* _WHAT YOU HAVE TO DO_: Each entry should appear in the answer exactly as written.

* _GIVEN ENTRIES_:
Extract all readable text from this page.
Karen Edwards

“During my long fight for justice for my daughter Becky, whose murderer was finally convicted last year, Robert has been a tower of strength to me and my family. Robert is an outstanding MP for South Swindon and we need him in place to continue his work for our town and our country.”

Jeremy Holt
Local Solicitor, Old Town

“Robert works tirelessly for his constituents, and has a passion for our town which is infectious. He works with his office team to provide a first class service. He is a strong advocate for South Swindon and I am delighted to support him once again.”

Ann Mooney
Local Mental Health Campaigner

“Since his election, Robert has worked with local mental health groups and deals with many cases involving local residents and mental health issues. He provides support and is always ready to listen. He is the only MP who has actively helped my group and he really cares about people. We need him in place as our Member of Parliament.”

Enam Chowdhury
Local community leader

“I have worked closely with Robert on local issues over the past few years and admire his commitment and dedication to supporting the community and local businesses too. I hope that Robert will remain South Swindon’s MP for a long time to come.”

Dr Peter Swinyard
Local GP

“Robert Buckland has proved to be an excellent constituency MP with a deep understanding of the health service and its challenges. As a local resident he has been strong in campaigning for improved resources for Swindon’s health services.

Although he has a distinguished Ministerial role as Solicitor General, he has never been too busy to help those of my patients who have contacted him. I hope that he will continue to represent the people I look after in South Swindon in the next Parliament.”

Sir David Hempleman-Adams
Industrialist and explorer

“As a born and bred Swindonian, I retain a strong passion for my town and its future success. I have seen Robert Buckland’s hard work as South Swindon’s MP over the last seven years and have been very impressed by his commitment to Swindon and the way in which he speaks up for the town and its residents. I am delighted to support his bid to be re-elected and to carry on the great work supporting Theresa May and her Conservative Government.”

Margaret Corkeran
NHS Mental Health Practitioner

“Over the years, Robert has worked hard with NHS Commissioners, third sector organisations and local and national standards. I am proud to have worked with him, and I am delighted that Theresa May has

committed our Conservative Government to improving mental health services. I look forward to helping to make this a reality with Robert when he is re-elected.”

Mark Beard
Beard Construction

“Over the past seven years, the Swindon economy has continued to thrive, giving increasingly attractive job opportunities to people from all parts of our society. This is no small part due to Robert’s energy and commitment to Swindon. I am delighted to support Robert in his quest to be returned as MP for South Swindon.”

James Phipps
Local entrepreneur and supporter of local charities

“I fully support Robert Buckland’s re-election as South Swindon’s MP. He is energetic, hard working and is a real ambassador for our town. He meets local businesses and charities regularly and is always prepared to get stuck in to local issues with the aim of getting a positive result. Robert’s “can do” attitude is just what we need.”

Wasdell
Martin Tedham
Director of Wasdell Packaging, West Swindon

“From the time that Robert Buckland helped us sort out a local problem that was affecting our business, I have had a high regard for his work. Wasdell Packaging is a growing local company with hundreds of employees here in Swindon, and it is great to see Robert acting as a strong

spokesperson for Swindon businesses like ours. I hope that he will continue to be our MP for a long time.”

* _SOLUTION TO THE EXERCISE_:
Extract all readable text from this page.
Karen Edwards

“During my long fight for justice for my daughter Becky, whose murderer was finally convicted last year, Robert has been a tower of strength to me and my family. Robert is an outstanding MP for South Swindon and we need him in place to continue his work for our town and our country.”

Jeremy Holt
Local Solicitor, Old Town

“Robert works tirelessly for his constituents, and has a passion for our town which is infectious. He works with his office team to provide a first class service. He is a strong advocate for South Swindon and I am delighted to support him once again.”

Ann Mooney
Local Mental Health Campaigner

“Since his election, Robert has worked with local mental health groups and deals with many cases involving local residents and mental health issues. He provides support and is always ready to listen. He is the only MP who has actively helped my group and he really cares about people. We need him in place as our Member of Parliament.”

Enam Chowdhury
Local community leader

“I have worked closely with Robert on local issues over the past few years and admire his commitment and dedication to supporting the community and local businesses too. I hope that Robert will remain South Swindon’s MP for a long time to come.”

Dr Peter Swinyard
Local GP

“Robert Buckland has proved to be an excellent constituency MP with a deep understanding of the health service and its challenges. As a local resident he has been strong in campaigning for improved resources for Swindon’s health services.

Although he has a distinguished Ministerial role as Solicitor General, he has never been too busy to help those of my patients who have contacted him. I hope that he will continue to represent the people I look after in South Swindon in the next Parliament.”

Sir David Hempleman-Adams
Industrialist and explorer

“As a born and bred Swindonian, I retain a strong passion for my town and its future success. I have seen Robert Buckland’s hard work as South Swindon’s MP over the last seven years and have been very impressed by his commitment to Swindon and the way in which he speaks up for the town and its residents. I am delighted to support his bid to be re-elected and to carry on the great work supporting Theresa May and her Conservative Government.”

Margaret Corkeran
NHS Mental Health Practitioner

“Over the years, Robert has worked hard with NHS Commissioners, third sector organisations and local and national standards. I am proud to have worked with him, and I am delighted that Theresa May has

committed our Conservative Government to improving mental health services. I look forward to helping to make this a reality with Robert when he is re-elected.”

Mark Beard
Beard Construction

“Over the past seven years, the Swindon economy has continued to thrive, giving increasingly attractive job opportunities to people from all parts of our society. This is no small part due to Robert’s energy and commitment to Swindon. I am delighted to support Robert in his quest to be returned as MP for South Swindon.”

James Phipps
Local entrepreneur and supporter of local charities

“I fully support Robert Buckland’s re-election as South Swindon’s MP. He is energetic, hard working and is a real ambassador for our town. He meets local businesses and charities regularly and is always prepared to get stuck in to local issues with the aim of getting a positive result. Robert’s “can do” attitude is just what we need.”

Wasdell
Martin Tedham
Director of Wasdell Packaging, West Swindon

“From the time that Robert Buckland helped us sort out a local problem that was affecting our business, I have had a high regard for his work. Wasdell Packaging is a growing local company with hundreds of employees here in Swindon, and it is great to see Robert acting as a strong

spokesperson for Swindon businesses like ours. I hope that he will continue to be our MP for a long time.”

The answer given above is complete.